それならその馬車は貴方にあげましょう、お金も加えてあ
げましょうと。
大きなお金も一緒にあげるんですね。
ところがこの御者も賢いというのか、仏縁があるというの
か、そんな馬車もお金も要りませんといって辞退するんで
すね。
そしてこのまま貴方の御主人のところへ行って、御主人の
弟子にして頂きますと。
奥さんは、貴方はそういう気になったのですか、それなら
即座に主人の処へ行って弟子にしてもらいなさい。
貴方もまた近いうちには、きっと三明を得ることができる
でしょうと。
御者応えて曰く、ありがとうございます。私もそうさせて
頂きますと。
そしてその御者が帰って、仏門に入り坊さんに成るんです
ね。
そしてどれ位か年月がたって、奥さんが一人で住んでて、
子供が一人残ってますからね。
その娘もまた私も出家したいというのですね。
お父さんが出家して、御者までが出家したので、私も出家
したいと言うのですね。
優婆夷(母)はそれを止めなかった。
自分も何れは主人の後を追って、出家するつもりだった。
貴女はよく言ってくれたと。貴女が気にかかるからこうし
て在家に居ったけれども、貴女がその気なら私も近いうち
に尼さんに成るつもりですと。


「仏御前」

ここでこの話は終わりですが、以前にもお話ししたと思う
のですが、平家物語の妓王、白拍子ですね。清盛の目にと
まって、長い間寵愛されて、そこへ仏御前というのが現れ
て、そしてその仏御前に心を移してしまって、御前を捨て
てしまう。

#### データ抜粋
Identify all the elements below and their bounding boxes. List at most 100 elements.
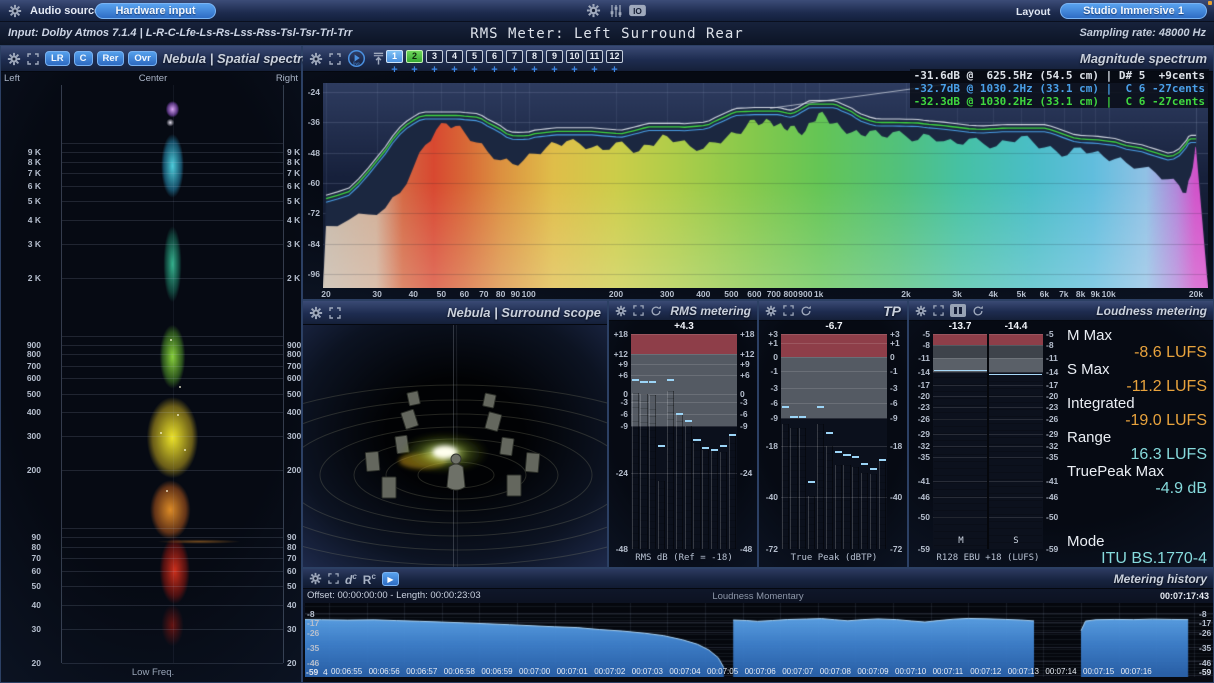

#### 課題要件
(a) 出家の話の本文から、「御者応えて曰く、ありがとうございます。私もそうさせて」から「したいと言うのですね。」までを、その語句も含めて一字一句そのまま書き出してください。
(b) 出家の話の本文を、最後の文のあとから書き継いでください。
資料は本文とは別個のものです。

#### 期待される結果
(a)
御者応えて曰く、ありがとうございます。私もそうさせて
頂きますと。
そしてその御者が帰って、仏門に入り坊さんに成るんです
ね。
そしてどれ位か年月がたって、奥さんが一人で住んでて、
子供が一人残ってますからね。
その娘もまた私も出家したいというのですね。
お父さんが出家して、御者までが出家したので、私も出家
したいと言うのですね。

(b)
妓王に妓女という妹が居って、そのお母さんも居ってその
三人がそれを逆縁として、出家しましょうということで、
嵯峨野の奥へ隠遁してしまいますね。
その仏御前も、自分もこうして今は結構だけれども、あの
妓王も今の自分と同じ日々を送って、結構だったけれども
隠遁してしまった。
自分も何れはそうなると。
それだったらそんな浮き世を見る前に、私も、というので
夜逃げして、そしてその嵯峨野の奥へ訪ねて行って、四人
が隠遁して後生を願うという筋になってますね。
これとよく似たお話しですね。

これはひとつのお話しで、もうひとつは、
「時にバラモン(また別のバラモンがあって)晨朝(じん
じょう)に牛を買い未だその値を購わざるに即ち其の牛を
失いて六日を見ず」
牛を朝早くに市場へいってその牛を買ったんですね。
ところがうっかり油断をしたすきに逃げてしまった。
まだお金を払っていない。
払っていないけど買うと約束をしてるからその代金を払う
ことになる。
それで毎日、毎日、牛を探してあっちへこっちへ牛の行方
を探して訪ねて回って、六日間。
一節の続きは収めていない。